BEGIN DATA FOR PROCESSING

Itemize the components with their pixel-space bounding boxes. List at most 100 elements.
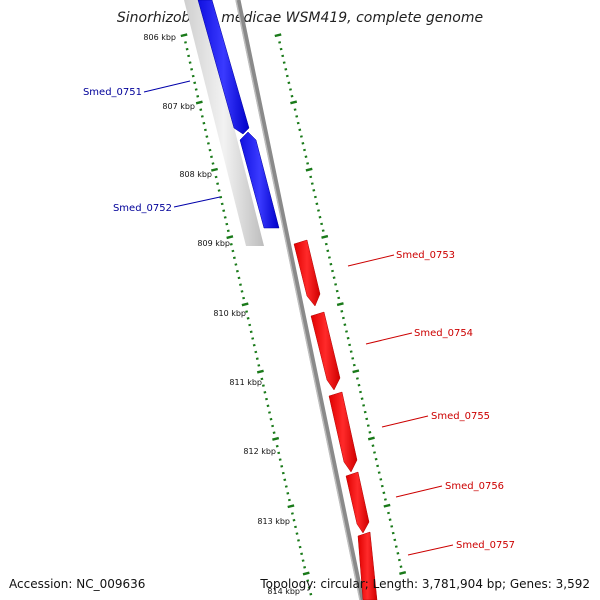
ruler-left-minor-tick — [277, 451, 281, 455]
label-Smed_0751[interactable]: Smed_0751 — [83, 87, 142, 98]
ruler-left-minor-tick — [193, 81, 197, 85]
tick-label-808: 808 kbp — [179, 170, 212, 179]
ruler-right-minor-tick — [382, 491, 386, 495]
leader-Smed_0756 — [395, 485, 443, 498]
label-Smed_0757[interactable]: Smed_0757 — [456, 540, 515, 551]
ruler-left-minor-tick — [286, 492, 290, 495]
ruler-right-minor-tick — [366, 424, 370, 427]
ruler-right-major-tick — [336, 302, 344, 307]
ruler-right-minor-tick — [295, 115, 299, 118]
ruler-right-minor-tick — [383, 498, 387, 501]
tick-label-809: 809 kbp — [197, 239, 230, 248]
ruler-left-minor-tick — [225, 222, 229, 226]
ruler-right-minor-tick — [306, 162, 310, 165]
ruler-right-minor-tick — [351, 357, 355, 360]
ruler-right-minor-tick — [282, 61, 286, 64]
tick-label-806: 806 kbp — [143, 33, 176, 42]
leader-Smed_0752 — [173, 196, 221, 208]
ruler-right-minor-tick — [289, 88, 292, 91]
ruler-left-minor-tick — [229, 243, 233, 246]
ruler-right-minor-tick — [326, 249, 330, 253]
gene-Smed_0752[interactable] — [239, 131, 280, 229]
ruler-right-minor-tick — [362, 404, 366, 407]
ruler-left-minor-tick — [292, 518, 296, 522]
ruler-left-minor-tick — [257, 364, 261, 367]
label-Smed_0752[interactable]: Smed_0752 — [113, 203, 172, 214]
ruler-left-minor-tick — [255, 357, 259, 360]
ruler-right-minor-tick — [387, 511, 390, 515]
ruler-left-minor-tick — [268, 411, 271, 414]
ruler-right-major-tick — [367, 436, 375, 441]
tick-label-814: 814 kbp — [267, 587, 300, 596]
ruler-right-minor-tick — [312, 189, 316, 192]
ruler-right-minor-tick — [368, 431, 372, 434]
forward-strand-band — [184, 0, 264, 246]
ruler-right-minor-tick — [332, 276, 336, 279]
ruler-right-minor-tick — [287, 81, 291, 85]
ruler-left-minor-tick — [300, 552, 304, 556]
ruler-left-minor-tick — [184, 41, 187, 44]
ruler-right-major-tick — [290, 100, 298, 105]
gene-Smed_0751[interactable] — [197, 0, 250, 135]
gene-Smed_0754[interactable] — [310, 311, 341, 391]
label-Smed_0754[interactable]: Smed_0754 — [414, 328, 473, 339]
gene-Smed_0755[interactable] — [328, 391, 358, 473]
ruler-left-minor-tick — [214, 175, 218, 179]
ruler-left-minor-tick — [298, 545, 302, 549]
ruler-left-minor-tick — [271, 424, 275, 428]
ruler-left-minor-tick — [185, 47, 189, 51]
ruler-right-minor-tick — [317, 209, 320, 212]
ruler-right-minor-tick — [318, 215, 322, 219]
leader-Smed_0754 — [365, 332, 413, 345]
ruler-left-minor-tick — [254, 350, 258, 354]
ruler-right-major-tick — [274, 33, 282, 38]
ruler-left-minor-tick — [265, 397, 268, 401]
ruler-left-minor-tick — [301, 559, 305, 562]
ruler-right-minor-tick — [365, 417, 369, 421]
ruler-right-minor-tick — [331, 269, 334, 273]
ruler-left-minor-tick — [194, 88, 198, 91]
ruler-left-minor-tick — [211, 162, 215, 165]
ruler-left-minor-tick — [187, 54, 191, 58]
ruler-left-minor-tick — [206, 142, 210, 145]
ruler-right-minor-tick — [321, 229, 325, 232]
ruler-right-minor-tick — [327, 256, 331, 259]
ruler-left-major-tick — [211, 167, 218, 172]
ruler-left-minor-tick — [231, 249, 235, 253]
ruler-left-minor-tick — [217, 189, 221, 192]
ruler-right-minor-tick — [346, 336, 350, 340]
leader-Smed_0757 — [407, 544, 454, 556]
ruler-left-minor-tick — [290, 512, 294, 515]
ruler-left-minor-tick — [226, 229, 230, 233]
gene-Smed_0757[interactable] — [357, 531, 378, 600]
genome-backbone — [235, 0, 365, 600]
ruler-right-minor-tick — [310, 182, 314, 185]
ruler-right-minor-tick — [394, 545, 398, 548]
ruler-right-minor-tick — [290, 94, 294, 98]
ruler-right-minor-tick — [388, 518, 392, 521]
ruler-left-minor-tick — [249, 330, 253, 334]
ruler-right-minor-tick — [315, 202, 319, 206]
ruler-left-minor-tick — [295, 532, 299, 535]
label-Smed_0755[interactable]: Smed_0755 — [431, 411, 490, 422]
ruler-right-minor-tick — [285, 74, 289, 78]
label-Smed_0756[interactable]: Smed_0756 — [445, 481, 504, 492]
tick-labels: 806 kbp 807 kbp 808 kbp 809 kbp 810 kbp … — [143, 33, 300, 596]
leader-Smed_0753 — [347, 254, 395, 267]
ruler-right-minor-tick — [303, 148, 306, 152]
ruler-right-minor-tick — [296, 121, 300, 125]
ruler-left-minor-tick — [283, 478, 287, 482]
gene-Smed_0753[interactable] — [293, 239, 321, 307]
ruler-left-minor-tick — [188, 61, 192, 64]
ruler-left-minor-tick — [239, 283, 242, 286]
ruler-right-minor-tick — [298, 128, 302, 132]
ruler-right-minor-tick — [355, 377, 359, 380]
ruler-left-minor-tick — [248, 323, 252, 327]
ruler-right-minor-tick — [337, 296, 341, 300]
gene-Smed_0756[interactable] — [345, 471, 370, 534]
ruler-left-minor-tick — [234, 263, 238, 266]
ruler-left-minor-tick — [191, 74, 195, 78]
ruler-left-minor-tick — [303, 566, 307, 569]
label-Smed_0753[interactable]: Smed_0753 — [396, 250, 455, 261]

END DATA FOR PROCESSING

TO DO |
Copy each line of the records that has "leader" in it.

OUTPUT OF THE TASK |
leader-Smed_0756 — [395, 485, 443, 498]
leader-Smed_0752 — [173, 196, 221, 208]
leader-Smed_0754 — [365, 332, 413, 345]
leader-Smed_0757 — [407, 544, 454, 556]
leader-Smed_0753 — [347, 254, 395, 267]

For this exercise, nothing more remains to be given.